__STATED GOAL__.
Review the material line by line. Identify and copy every line that contains the string "source".

__Records that describe figures__.
= = =
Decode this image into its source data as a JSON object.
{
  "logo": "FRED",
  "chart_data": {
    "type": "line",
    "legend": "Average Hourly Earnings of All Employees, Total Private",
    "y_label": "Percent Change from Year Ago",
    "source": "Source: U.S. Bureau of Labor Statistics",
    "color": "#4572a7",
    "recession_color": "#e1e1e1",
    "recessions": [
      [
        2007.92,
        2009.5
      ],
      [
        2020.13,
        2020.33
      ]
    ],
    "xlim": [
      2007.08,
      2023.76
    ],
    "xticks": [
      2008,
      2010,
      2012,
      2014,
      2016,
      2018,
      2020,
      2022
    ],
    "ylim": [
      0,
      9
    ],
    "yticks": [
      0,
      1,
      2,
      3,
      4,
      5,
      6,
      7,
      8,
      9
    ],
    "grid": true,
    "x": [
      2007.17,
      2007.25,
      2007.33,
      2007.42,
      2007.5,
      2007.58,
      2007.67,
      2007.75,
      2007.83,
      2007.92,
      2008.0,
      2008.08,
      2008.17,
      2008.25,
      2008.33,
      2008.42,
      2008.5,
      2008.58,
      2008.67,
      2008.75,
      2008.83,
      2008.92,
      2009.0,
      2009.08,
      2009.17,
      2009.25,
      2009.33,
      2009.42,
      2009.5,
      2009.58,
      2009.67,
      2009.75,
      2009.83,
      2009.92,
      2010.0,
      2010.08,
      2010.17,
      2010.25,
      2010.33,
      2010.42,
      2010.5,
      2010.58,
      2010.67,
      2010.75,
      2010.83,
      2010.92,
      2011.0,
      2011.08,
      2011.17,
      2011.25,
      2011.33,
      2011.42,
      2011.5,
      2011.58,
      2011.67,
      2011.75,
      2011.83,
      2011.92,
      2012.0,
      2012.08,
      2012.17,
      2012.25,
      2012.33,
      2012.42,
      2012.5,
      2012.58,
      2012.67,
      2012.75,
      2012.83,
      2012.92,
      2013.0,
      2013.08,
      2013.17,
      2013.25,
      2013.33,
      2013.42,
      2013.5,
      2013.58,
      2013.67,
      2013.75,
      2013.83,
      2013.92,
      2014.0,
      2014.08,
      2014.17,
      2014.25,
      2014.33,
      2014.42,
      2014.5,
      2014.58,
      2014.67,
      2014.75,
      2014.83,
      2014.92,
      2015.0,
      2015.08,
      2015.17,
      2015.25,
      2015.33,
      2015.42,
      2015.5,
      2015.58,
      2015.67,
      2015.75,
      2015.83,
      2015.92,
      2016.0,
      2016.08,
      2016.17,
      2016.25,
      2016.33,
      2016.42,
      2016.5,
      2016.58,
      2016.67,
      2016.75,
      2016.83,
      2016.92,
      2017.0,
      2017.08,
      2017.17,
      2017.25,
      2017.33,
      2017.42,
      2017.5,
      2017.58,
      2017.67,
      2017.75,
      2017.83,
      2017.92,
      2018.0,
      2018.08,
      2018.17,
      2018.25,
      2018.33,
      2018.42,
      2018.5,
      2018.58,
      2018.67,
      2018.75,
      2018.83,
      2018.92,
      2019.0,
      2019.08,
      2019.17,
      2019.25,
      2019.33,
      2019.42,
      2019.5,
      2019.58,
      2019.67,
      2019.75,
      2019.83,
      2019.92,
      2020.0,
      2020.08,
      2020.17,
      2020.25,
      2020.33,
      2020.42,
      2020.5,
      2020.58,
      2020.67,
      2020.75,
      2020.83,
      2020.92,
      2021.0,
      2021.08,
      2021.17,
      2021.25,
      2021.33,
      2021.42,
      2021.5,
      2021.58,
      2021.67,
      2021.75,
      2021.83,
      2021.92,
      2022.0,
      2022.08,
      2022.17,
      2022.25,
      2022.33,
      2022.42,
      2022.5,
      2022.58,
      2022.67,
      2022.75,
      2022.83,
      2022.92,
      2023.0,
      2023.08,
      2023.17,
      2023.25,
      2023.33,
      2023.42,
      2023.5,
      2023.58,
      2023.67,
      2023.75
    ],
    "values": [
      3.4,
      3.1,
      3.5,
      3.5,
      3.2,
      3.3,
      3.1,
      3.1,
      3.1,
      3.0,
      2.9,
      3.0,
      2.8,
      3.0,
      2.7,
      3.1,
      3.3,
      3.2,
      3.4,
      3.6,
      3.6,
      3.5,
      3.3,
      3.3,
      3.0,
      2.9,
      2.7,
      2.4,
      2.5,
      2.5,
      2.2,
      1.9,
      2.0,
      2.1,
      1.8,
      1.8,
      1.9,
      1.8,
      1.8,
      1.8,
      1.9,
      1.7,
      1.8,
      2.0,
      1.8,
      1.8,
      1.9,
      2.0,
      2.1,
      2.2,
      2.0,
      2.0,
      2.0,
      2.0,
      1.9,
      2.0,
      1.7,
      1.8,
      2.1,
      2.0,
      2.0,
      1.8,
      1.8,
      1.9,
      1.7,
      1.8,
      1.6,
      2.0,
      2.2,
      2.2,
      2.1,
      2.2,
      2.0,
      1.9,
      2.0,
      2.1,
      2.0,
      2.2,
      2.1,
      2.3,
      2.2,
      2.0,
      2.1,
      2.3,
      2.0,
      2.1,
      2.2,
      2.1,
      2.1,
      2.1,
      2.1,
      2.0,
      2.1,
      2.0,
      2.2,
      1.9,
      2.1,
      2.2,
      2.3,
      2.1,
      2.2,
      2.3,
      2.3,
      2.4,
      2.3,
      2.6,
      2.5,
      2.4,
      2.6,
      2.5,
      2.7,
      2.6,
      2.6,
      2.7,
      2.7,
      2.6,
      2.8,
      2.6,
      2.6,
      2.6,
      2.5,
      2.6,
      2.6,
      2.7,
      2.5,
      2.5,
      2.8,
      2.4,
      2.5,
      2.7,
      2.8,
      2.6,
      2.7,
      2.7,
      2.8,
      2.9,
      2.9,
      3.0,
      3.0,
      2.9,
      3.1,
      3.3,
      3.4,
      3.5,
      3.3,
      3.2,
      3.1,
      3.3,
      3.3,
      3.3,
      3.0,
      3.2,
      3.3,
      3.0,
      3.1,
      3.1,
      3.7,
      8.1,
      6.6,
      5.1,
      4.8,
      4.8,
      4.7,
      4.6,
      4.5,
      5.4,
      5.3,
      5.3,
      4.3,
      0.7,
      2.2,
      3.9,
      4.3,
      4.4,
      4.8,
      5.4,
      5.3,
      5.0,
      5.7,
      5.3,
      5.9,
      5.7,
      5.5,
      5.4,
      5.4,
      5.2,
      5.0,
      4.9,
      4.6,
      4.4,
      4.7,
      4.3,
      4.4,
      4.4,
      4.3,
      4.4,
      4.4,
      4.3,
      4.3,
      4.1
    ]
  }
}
= = =
__IN RESPONSE__.
Decode this image into its source data as a JSON object.
    "source": "Source: U.S. Bureau of Labor Statistics",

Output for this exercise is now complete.